⟨

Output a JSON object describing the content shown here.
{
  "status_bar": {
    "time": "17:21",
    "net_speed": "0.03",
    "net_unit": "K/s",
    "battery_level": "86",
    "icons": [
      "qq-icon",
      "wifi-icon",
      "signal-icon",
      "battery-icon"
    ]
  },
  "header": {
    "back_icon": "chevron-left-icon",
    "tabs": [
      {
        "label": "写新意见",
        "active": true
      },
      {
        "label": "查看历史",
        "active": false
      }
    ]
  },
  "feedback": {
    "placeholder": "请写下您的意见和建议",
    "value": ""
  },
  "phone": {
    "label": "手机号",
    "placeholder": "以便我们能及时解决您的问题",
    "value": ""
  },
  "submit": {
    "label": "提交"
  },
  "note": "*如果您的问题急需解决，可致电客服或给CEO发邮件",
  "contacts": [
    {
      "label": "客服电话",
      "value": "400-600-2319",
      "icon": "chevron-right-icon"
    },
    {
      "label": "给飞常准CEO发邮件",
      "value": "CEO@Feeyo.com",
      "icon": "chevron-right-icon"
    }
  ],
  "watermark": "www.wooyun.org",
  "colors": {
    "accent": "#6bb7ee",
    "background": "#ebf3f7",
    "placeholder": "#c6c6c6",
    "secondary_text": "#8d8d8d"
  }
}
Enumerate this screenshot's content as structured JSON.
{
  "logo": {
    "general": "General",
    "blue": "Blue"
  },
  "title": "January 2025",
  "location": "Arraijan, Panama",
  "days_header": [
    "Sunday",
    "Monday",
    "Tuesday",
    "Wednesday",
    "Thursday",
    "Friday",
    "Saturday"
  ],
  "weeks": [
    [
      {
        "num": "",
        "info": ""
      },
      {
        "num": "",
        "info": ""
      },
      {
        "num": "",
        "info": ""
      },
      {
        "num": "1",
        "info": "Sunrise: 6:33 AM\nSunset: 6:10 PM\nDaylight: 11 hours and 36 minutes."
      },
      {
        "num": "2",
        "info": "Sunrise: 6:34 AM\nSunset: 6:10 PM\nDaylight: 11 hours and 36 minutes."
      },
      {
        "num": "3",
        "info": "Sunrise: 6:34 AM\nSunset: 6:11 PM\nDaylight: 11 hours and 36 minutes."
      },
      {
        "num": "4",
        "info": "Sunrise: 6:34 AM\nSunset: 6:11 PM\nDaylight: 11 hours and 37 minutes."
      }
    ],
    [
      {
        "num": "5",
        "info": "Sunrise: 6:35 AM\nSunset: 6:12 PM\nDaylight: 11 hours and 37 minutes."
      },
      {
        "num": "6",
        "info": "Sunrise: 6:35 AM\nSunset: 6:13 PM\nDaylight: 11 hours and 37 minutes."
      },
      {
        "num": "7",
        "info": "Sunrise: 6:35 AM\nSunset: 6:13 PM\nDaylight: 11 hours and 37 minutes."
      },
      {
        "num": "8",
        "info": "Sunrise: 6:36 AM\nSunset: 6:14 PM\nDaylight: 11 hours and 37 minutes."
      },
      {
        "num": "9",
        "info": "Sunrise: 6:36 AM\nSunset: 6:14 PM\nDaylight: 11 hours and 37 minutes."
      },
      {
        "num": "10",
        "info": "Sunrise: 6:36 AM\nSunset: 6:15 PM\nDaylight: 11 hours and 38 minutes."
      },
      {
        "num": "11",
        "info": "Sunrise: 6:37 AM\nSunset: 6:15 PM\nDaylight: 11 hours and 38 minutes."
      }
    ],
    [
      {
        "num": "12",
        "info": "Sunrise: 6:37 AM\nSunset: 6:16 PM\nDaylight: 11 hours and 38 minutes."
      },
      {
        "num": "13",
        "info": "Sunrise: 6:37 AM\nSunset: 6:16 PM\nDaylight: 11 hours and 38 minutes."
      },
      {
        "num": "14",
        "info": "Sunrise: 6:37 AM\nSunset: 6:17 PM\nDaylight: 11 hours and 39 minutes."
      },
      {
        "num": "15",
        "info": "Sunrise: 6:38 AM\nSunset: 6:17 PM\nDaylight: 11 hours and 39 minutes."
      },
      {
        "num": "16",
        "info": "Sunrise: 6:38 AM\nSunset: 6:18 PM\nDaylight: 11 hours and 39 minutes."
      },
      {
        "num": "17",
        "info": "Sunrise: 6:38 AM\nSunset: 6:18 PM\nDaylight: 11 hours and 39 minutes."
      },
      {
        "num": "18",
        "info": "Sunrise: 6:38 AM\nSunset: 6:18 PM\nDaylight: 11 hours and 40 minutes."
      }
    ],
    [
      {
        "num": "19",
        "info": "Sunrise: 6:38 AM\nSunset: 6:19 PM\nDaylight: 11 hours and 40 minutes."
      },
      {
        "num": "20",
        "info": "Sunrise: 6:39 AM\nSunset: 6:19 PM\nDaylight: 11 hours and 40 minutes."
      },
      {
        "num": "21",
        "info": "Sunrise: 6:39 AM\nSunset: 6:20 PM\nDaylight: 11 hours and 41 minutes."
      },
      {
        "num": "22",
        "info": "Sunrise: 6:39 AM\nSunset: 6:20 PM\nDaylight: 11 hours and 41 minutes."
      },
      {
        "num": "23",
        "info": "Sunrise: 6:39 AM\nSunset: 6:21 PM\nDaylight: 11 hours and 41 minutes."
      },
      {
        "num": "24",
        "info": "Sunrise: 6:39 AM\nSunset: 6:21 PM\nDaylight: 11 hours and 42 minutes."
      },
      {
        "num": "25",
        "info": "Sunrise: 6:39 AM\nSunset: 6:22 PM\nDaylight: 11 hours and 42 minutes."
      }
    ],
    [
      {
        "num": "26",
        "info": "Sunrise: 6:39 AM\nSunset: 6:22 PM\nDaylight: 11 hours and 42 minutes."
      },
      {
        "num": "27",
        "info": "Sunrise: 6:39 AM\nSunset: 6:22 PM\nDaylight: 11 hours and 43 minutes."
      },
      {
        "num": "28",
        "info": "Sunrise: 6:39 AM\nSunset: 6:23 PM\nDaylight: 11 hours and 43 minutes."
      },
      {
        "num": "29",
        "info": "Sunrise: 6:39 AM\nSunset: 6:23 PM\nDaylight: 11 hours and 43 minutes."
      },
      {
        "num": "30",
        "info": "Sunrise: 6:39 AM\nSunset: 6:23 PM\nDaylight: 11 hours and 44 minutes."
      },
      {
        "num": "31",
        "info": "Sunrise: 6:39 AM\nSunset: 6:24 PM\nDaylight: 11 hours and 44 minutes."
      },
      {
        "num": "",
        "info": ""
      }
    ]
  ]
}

⟩

**Task instructions**
Copy every line of the material, please, keeping it exactly the same.

**Problem solution**
Output a JSON object describing the content shown here.
{
  "status_bar": {
    "time": "17:21",
    "net_speed": "0.03",
    "net_unit": "K/s",
    "battery_level": "86",
    "icons": [
      "qq-icon",
      "wifi-icon",
      "signal-icon",
      "battery-icon"
    ]
  },
  "header": {
    "back_icon": "chevron-left-icon",
    "tabs": [
      {
        "label": "写新意见",
        "active": true
      },
      {
        "label": "查看历史",
        "active": false
      }
    ]
  },
  "feedback": {
    "placeholder": "请写下您的意见和建议",
    "value": ""
  },
  "phone": {
    "label": "手机号",
    "placeholder": "以便我们能及时解决您的问题",
    "value": ""
  },
  "submit": {
    "label": "提交"
  },
  "note": "*如果您的问题急需解决，可致电客服或给CEO发邮件",
  "contacts": [
    {
      "label": "客服电话",
      "value": "400-600-2319",
      "icon": "chevron-right-icon"
    },
    {
      "label": "给飞常准CEO发邮件",
      "value": "CEO@Feeyo.com",
      "icon": "chevron-right-icon"
    }
  ],
  "watermark": "www.wooyun.org",
  "colors": {
    "accent": "#6bb7ee",
    "background": "#ebf3f7",
    "placeholder": "#c6c6c6",
    "secondary_text": "#8d8d8d"
  }
}
Enumerate this screenshot's content as structured JSON.
{
  "logo": {
    "general": "General",
    "blue": "Blue"
  },
  "title": "January 2025",
  "location": "Arraijan, Panama",
  "days_header": [
    "Sunday",
    "Monday",
    "Tuesday",
    "Wednesday",
    "Thursday",
    "Friday",
    "Saturday"
  ],
  "weeks": [
    [
      {
        "num": "",
        "info": ""
      },
      {
        "num": "",
        "info": ""
      },
      {
        "num": "",
        "info": ""
      },
      {
        "num": "1",
        "info": "Sunrise: 6:33 AM\nSunset: 6:10 PM\nDaylight: 11 hours and 36 minutes."
      },
      {
        "num": "2",
        "info": "Sunrise: 6:34 AM\nSunset: 6:10 PM\nDaylight: 11 hours and 36 minutes."
      },
      {
        "num": "3",
        "info": "Sunrise: 6:34 AM\nSunset: 6:11 PM\nDaylight: 11 hours and 36 minutes."
      },
      {
        "num": "4",
        "info": "Sunrise: 6:34 AM\nSunset: 6:11 PM\nDaylight: 11 hours and 37 minutes."
      }
    ],
    [
      {
        "num": "5",
        "info": "Sunrise: 6:35 AM\nSunset: 6:12 PM\nDaylight: 11 hours and 37 minutes."
      },
      {
        "num": "6",
        "info": "Sunrise: 6:35 AM\nSunset: 6:13 PM\nDaylight: 11 hours and 37 minutes."
      },
      {
        "num": "7",
        "info": "Sunrise: 6:35 AM\nSunset: 6:13 PM\nDaylight: 11 hours and 37 minutes."
      },
      {
        "num": "8",
        "info": "Sunrise: 6:36 AM\nSunset: 6:14 PM\nDaylight: 11 hours and 37 minutes."
      },
      {
        "num": "9",
        "info": "Sunrise: 6:36 AM\nSunset: 6:14 PM\nDaylight: 11 hours and 37 minutes."
      },
      {
        "num": "10",
        "info": "Sunrise: 6:36 AM\nSunset: 6:15 PM\nDaylight: 11 hours and 38 minutes."
      },
      {
        "num": "11",
        "info": "Sunrise: 6:37 AM\nSunset: 6:15 PM\nDaylight: 11 hours and 38 minutes."
      }
    ],
    [
      {
        "num": "12",
        "info": "Sunrise: 6:37 AM\nSunset: 6:16 PM\nDaylight: 11 hours and 38 minutes."
      },
      {
        "num": "13",
        "info": "Sunrise: 6:37 AM\nSunset: 6:16 PM\nDaylight: 11 hours and 38 minutes."
      },
      {
        "num": "14",
        "info": "Sunrise: 6:37 AM\nSunset: 6:17 PM\nDaylight: 11 hours and 39 minutes."
      },
      {
        "num": "15",
        "info": "Sunrise: 6:38 AM\nSunset: 6:17 PM\nDaylight: 11 hours and 39 minutes."
      },
      {
        "num": "16",
        "info": "Sunrise: 6:38 AM\nSunset: 6:18 PM\nDaylight: 11 hours and 39 minutes."
      },
      {
        "num": "17",
        "info": "Sunrise: 6:38 AM\nSunset: 6:18 PM\nDaylight: 11 hours and 39 minutes."
      },
      {
        "num": "18",
        "info": "Sunrise: 6:38 AM\nSunset: 6:18 PM\nDaylight: 11 hours and 40 minutes."
      }
    ],
    [
      {
        "num": "19",
        "info": "Sunrise: 6:38 AM\nSunset: 6:19 PM\nDaylight: 11 hours and 40 minutes."
      },
      {
        "num": "20",
        "info": "Sunrise: 6:39 AM\nSunset: 6:19 PM\nDaylight: 11 hours and 40 minutes."
      },
      {
        "num": "21",
        "info": "Sunrise: 6:39 AM\nSunset: 6:20 PM\nDaylight: 11 hours and 41 minutes."
      },
      {
        "num": "22",
        "info": "Sunrise: 6:39 AM\nSunset: 6:20 PM\nDaylight: 11 hours and 41 minutes."
      },
      {
        "num": "23",
        "info": "Sunrise: 6:39 AM\nSunset: 6:21 PM\nDaylight: 11 hours and 41 minutes."
      },
      {
        "num": "24",
        "info": "Sunrise: 6:39 AM\nSunset: 6:21 PM\nDaylight: 11 hours and 42 minutes."
      },
      {
        "num": "25",
        "info": "Sunrise: 6:39 AM\nSunset: 6:22 PM\nDaylight: 11 hours and 42 minutes."
      }
    ],
    [
      {
        "num": "26",
        "info": "Sunrise: 6:39 AM\nSunset: 6:22 PM\nDaylight: 11 hours and 42 minutes."
      },
      {
        "num": "27",
        "info": "Sunrise: 6:39 AM\nSunset: 6:22 PM\nDaylight: 11 hours and 43 minutes."
      },
      {
        "num": "28",
        "info": "Sunrise: 6:39 AM\nSunset: 6:23 PM\nDaylight: 11 hours and 43 minutes."
      },
      {
        "num": "29",
        "info": "Sunrise: 6:39 AM\nSunset: 6:23 PM\nDaylight: 11 hours and 43 minutes."
      },
      {
        "num": "30",
        "info": "Sunrise: 6:39 AM\nSunset: 6:23 PM\nDaylight: 11 hours and 44 minutes."
      },
      {
        "num": "31",
        "info": "Sunrise: 6:39 AM\nSunset: 6:24 PM\nDaylight: 11 hours and 44 minutes."
      },
      {
        "num": "",
        "info": ""
      }
    ]
  ]
}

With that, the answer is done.